→ **DIRECTIVE**
Copy out the lines below, unchanged, from the one containing "Find all labels, buttons, inputs, and" through the one containing "cell-month <box>119 366 376 383</box>". Omit any pictures.

→ **GIVEN ENTRIES**
◇ ◇ ◇ ◇
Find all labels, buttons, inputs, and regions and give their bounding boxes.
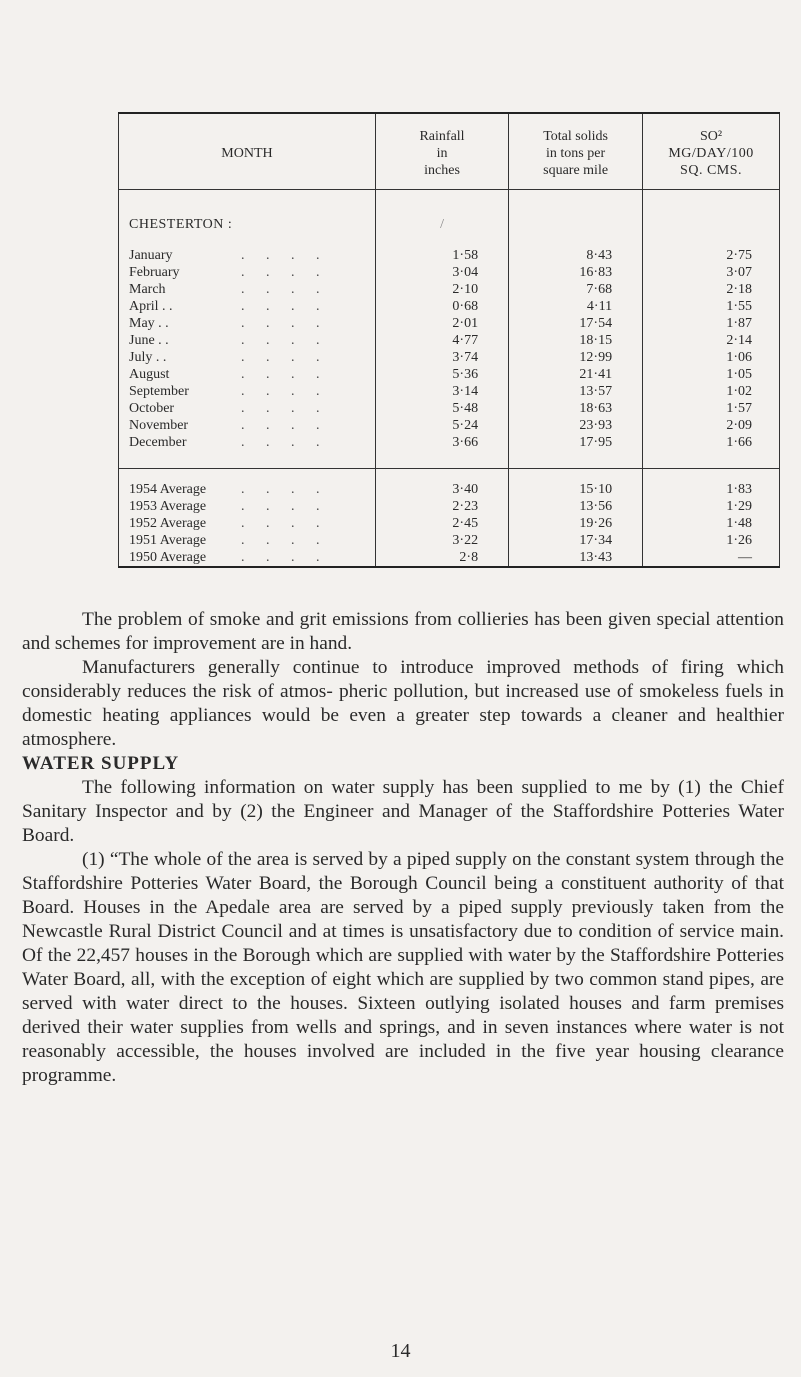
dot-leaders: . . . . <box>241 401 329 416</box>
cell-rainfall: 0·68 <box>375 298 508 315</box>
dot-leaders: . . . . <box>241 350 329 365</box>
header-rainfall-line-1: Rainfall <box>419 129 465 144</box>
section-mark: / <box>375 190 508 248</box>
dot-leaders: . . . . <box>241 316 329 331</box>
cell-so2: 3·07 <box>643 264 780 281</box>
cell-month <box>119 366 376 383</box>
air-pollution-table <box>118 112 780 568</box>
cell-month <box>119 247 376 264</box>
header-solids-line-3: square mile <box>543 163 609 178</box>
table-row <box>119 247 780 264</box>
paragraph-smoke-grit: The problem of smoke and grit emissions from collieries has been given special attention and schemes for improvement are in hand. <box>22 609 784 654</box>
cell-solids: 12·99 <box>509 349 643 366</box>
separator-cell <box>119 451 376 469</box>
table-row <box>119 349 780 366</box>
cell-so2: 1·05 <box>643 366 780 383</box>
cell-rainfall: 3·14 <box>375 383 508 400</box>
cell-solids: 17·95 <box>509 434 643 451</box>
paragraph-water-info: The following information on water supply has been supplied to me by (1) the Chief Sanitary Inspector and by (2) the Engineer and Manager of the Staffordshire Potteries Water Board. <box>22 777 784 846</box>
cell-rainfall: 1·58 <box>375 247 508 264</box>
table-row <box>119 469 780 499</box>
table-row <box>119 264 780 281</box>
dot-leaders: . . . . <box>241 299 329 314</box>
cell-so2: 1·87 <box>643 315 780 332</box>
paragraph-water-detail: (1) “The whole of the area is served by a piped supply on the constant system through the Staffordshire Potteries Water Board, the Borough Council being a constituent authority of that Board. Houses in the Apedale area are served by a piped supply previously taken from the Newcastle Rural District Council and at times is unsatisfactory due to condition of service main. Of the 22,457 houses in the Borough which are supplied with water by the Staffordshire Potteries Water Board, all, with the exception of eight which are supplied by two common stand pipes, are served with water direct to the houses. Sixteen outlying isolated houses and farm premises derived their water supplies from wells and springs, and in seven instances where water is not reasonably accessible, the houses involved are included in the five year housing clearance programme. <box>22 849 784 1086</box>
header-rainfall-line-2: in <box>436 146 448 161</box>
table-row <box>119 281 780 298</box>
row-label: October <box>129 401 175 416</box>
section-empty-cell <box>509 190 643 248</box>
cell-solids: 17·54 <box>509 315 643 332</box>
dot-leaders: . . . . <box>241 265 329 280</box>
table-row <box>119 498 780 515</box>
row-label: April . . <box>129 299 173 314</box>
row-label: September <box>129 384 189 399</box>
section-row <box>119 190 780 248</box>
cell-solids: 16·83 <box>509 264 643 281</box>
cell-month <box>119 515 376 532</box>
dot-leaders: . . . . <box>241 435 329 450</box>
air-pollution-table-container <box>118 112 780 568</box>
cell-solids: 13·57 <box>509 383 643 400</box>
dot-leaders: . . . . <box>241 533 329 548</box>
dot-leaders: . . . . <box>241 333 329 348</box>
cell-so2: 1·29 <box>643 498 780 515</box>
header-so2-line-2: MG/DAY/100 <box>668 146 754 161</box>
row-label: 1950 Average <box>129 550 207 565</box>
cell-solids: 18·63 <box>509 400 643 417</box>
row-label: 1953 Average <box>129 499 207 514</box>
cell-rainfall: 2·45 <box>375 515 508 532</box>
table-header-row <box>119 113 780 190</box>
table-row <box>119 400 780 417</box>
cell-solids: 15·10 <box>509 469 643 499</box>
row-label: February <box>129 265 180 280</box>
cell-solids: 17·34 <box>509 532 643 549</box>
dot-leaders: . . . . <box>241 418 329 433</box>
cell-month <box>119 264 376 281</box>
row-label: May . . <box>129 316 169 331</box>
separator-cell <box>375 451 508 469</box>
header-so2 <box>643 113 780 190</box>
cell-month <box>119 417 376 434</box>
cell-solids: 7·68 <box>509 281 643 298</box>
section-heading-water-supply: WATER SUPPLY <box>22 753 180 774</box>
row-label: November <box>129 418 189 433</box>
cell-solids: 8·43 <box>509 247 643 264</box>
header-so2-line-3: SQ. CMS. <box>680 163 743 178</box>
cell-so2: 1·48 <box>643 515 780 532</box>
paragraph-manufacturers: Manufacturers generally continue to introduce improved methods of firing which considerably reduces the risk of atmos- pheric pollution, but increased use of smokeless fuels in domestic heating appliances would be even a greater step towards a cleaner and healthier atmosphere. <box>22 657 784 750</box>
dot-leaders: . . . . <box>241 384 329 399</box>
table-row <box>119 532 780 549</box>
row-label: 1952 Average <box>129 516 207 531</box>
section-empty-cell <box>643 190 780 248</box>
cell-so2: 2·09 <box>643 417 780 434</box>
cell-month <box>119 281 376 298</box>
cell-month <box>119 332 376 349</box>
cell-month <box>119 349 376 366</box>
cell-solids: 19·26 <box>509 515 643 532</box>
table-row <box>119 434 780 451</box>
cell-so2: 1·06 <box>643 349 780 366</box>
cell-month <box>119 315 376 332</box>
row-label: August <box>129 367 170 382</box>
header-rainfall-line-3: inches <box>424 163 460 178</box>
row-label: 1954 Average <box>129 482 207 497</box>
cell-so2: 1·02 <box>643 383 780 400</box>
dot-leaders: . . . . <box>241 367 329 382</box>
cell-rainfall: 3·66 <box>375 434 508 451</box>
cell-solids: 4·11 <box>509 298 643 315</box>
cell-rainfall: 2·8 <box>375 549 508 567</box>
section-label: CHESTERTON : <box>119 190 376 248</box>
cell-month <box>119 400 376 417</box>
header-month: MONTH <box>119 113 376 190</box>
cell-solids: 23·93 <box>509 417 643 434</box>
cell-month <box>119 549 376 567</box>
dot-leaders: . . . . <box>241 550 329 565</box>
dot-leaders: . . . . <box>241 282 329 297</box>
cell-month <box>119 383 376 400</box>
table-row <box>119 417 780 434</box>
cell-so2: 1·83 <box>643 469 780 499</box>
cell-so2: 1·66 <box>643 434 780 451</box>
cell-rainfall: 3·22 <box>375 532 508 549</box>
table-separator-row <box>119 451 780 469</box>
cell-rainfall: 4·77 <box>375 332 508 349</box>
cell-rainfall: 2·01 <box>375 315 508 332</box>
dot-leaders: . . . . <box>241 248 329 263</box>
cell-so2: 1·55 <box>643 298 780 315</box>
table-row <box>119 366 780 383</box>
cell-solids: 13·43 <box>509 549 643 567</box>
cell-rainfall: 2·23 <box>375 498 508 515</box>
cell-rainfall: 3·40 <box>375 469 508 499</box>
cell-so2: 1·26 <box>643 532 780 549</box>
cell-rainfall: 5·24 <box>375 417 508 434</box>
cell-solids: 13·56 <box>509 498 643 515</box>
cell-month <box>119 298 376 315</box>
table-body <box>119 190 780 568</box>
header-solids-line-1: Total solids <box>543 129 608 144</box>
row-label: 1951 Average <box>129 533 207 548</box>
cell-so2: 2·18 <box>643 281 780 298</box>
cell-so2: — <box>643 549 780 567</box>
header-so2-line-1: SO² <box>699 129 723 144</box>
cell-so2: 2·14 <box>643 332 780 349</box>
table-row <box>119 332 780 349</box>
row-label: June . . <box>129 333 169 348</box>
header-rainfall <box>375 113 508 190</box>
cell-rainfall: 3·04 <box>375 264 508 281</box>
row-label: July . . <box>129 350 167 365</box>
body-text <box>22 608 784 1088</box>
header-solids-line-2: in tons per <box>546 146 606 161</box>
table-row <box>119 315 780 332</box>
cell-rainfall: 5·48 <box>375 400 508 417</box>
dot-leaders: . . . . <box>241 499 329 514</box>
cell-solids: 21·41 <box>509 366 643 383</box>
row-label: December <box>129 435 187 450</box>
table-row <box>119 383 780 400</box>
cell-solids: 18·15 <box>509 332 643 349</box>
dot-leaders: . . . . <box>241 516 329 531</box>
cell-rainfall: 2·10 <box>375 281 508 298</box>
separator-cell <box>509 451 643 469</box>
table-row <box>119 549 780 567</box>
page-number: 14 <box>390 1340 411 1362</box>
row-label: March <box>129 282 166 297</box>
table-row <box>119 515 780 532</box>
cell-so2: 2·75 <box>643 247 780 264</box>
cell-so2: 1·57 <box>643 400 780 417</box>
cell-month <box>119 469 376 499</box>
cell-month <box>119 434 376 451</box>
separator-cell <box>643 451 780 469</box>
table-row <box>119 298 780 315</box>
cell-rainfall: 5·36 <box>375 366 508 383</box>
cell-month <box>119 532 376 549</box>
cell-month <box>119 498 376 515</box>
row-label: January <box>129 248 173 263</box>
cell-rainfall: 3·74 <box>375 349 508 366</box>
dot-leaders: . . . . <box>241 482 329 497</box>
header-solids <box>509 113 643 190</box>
◇ ◇ ◇ ◇
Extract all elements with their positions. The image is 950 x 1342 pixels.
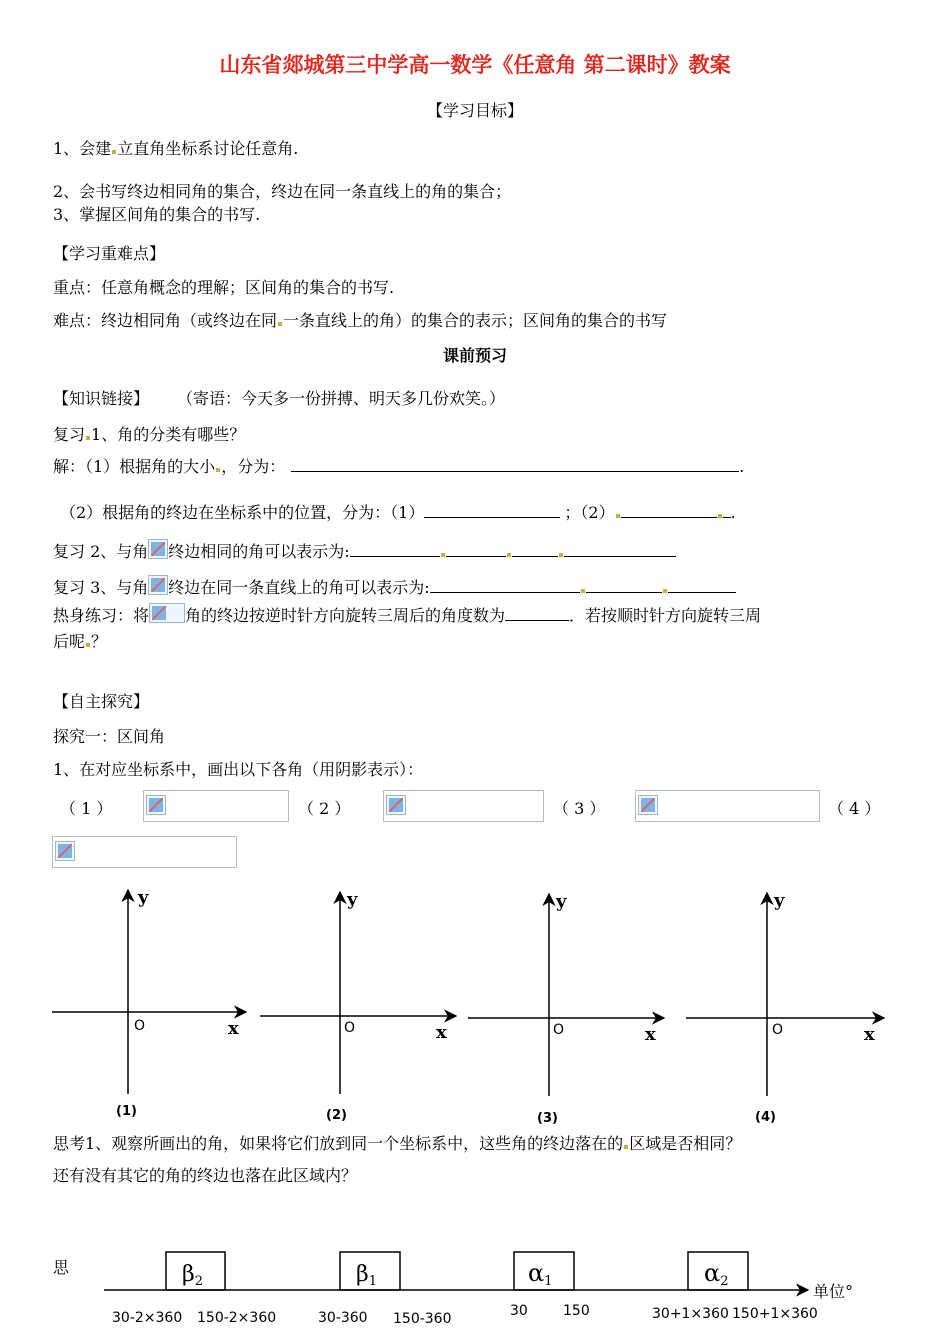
◇ ◇ ◇ ◇
→ **RESULT FOR THIS EXERCISE**
Find all labels, buttons, inputs, and regions and give their bounding boxes.
dot-leaders: . . . . <box>241 401 329 416</box>
cell-rainfall: 0·68 <box>375 298 508 315</box>
dot-leaders: . . . . <box>241 350 329 365</box>
header-rainfall-line-1: Rainfall <box>419 129 465 144</box>
section-mark: / <box>375 190 508 248</box>
dot-leaders: . . . . <box>241 316 329 331</box>
cell-so2: 3·07 <box>643 264 780 281</box>
cell-month <box>119 366 376 383</box>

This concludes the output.